WRITTEN EXERCISE:
Give only a count of the lines that include the string "laptop".

((

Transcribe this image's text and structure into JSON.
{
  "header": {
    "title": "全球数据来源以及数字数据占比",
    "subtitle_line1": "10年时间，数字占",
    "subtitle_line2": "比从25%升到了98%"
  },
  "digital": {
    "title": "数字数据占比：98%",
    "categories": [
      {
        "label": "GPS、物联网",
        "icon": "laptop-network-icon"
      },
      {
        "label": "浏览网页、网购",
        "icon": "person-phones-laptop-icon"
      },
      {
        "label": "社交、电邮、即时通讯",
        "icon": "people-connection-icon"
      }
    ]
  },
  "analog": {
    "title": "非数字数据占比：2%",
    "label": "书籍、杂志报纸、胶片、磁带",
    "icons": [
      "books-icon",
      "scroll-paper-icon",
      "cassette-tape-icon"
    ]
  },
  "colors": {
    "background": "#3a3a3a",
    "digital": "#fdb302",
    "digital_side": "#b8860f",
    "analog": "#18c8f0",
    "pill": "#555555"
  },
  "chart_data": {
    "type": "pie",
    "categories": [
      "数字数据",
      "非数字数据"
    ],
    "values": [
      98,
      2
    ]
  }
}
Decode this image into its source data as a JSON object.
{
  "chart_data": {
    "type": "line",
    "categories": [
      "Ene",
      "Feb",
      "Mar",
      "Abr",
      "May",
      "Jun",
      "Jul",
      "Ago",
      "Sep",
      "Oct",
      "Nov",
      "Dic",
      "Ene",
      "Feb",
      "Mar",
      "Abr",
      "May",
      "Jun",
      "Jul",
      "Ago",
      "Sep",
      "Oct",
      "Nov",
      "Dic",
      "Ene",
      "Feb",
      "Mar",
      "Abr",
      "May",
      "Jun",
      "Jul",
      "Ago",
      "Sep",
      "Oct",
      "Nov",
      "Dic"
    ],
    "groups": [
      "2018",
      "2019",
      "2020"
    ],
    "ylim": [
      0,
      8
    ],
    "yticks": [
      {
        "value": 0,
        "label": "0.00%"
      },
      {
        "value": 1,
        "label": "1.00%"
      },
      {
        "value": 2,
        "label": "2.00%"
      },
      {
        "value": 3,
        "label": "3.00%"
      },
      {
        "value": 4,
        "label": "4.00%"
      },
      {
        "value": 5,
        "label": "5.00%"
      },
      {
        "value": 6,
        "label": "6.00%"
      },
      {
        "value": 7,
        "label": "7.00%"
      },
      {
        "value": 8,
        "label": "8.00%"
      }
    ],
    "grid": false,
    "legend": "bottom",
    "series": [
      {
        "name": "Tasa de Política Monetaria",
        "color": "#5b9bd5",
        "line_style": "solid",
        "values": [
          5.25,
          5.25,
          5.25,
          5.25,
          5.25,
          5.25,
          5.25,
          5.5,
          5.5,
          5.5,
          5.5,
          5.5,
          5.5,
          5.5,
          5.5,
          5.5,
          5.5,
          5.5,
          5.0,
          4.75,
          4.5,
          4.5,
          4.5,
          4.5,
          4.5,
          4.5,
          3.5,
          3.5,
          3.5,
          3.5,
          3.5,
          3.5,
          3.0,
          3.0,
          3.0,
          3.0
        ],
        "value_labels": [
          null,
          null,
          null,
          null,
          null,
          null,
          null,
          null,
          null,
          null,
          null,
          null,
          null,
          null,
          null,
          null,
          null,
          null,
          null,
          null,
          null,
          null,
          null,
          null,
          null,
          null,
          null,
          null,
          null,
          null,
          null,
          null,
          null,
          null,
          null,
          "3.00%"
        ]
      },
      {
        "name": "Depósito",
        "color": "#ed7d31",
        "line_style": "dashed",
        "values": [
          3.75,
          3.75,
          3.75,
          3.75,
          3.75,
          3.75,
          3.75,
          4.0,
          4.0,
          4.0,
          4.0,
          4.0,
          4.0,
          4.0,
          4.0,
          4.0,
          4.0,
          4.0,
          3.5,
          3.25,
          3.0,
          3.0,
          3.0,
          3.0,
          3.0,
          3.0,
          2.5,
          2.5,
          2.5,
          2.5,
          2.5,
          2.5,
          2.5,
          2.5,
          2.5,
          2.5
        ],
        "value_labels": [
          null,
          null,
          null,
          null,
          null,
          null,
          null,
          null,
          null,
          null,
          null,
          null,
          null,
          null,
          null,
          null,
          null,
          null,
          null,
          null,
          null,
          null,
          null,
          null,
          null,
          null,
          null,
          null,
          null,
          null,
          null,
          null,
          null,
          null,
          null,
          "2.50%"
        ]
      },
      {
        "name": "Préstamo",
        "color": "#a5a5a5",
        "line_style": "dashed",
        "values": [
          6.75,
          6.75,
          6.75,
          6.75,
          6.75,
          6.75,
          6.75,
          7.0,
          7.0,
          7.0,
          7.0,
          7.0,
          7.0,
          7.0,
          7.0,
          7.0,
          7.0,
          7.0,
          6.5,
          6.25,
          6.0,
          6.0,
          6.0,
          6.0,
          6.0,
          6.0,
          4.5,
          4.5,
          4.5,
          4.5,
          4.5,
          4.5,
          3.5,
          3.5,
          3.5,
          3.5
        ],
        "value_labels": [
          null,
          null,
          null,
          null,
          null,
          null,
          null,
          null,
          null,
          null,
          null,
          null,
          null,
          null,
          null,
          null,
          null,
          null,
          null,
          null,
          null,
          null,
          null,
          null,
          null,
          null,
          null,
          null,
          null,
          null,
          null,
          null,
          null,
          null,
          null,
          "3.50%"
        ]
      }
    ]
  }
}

))

WRITTEN RESPONSE:
2